● **EXERCISE**
Identify and pull out each line of the entries in which "Standard" occurs.

START RECORDS

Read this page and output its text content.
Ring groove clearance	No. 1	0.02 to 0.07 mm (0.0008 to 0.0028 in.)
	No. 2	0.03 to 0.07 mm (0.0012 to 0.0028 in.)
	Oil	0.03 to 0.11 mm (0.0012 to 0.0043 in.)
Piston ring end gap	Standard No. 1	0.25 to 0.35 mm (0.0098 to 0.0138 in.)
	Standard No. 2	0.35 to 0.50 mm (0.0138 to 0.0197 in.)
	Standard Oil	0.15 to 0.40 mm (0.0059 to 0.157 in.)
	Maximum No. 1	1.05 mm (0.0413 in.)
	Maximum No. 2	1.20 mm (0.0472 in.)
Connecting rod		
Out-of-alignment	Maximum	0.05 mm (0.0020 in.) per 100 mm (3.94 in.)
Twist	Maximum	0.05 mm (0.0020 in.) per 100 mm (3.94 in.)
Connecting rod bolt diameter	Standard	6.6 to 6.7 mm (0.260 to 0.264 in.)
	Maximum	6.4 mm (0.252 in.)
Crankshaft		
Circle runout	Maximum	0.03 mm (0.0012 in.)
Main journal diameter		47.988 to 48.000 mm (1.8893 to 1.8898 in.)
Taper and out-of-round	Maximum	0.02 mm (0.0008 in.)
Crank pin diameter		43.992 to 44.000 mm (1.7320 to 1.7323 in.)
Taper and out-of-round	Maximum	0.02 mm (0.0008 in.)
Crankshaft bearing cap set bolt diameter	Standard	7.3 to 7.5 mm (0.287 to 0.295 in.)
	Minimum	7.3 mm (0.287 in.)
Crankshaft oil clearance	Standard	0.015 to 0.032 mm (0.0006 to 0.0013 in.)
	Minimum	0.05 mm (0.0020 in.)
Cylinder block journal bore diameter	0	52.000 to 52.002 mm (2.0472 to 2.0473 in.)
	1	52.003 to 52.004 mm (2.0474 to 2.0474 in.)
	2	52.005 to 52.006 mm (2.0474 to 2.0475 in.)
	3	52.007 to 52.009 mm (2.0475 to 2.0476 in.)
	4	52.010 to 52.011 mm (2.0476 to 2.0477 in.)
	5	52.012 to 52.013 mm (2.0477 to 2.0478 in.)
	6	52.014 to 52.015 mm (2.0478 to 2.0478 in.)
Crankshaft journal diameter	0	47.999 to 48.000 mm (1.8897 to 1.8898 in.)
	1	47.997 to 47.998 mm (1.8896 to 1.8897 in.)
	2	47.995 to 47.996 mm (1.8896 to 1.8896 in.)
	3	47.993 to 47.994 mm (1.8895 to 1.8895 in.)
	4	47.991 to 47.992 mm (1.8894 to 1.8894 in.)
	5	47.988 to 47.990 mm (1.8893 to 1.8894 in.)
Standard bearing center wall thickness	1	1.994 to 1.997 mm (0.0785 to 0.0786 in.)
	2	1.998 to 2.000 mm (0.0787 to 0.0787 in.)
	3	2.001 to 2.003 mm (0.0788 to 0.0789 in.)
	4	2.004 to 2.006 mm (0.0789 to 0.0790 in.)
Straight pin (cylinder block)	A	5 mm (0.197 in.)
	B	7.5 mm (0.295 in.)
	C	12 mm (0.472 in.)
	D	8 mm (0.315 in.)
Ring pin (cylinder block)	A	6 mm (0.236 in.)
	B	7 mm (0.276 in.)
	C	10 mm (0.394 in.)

END RECORDS

● **TASK RESULT**
Piston ring end gap	Standard No. 1	0.25 to 0.35 mm (0.0098 to 0.0138 in.)
	Standard No. 2	0.35 to 0.50 mm (0.0138 to 0.0197 in.)
	Standard Oil	0.15 to 0.40 mm (0.0059 to 0.157 in.)
Connecting rod bolt diameter	Standard	6.6 to 6.7 mm (0.260 to 0.264 in.)
Crankshaft bearing cap set bolt diameter	Standard	7.3 to 7.5 mm (0.287 to 0.295 in.)
Crankshaft oil clearance	Standard	0.015 to 0.032 mm (0.0006 to 0.0013 in.)
Standard bearing center wall thickness	1	1.994 to 1.997 mm (0.0785 to 0.0786 in.)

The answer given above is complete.